EXERCISE DIRECTIONS:
Search the records for the word "rgba" and report each line that has it.

SOURCE RECORDS:

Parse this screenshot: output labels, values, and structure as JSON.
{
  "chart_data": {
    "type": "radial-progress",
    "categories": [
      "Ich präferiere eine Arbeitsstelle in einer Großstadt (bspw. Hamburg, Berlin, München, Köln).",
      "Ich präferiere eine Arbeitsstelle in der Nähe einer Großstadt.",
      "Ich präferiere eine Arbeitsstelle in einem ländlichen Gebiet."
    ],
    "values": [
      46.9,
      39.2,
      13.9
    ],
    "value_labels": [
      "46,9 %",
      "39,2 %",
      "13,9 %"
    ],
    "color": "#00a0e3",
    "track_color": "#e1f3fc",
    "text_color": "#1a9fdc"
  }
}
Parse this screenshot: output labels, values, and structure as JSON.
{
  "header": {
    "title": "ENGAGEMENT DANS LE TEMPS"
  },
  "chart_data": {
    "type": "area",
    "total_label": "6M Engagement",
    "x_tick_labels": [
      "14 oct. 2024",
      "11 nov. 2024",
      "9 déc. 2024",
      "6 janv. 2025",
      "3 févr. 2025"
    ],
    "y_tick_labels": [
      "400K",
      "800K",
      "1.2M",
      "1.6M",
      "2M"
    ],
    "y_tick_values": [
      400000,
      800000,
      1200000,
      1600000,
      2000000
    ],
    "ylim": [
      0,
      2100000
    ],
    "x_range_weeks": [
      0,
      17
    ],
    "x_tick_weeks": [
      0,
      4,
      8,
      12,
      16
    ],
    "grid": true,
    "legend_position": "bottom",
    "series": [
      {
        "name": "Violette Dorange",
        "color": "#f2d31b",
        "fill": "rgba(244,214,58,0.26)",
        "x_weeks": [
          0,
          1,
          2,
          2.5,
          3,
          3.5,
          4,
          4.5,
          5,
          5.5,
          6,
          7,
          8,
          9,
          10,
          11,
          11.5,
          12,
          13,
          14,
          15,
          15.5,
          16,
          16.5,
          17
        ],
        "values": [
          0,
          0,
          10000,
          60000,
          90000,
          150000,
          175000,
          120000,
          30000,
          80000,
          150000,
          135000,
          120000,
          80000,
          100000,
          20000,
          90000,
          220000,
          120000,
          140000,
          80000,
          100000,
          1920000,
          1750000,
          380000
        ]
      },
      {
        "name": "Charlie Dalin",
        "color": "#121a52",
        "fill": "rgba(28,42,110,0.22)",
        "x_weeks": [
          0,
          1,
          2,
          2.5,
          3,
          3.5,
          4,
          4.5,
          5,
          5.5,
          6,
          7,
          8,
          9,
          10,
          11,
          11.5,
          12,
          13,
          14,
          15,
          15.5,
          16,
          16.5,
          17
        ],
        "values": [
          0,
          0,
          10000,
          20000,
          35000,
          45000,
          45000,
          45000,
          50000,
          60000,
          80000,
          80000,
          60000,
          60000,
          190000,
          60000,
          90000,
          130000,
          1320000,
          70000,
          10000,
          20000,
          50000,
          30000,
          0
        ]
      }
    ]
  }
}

TASK ANSWER:
        "fill": "rgba(244,214,58,0.26)",
        "fill": "rgba(28,42,110,0.22)",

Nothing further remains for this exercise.